*Source records*.
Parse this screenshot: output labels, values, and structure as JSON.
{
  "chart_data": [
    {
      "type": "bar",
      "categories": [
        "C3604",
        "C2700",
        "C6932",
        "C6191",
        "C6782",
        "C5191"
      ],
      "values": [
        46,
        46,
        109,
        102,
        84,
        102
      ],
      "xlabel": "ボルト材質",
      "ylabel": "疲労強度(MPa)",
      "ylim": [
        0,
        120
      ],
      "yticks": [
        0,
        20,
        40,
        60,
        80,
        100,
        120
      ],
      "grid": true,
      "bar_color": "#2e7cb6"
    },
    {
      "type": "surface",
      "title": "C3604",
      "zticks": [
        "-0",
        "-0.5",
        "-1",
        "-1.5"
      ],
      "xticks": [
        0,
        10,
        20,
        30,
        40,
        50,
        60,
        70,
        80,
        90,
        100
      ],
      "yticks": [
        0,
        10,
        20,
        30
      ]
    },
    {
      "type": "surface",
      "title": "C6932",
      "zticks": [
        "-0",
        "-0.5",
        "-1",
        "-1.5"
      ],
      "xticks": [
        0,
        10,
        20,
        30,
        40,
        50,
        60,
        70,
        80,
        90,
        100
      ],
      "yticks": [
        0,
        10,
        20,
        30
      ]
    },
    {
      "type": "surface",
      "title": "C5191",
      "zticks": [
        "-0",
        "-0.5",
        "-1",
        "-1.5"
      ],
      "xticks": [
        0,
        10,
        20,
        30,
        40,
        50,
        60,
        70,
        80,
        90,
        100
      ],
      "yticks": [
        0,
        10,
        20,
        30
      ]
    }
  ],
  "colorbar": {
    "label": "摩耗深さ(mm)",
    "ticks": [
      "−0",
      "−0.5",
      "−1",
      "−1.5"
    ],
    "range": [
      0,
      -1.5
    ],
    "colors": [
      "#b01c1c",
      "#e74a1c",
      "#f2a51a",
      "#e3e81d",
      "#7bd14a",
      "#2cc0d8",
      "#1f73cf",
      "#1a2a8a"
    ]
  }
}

*Stated task*.
Gather all lines where the word "values" appears.

*Expected answer*.
Parse this screenshot: output labels, values, and structure as JSON.
      "values": [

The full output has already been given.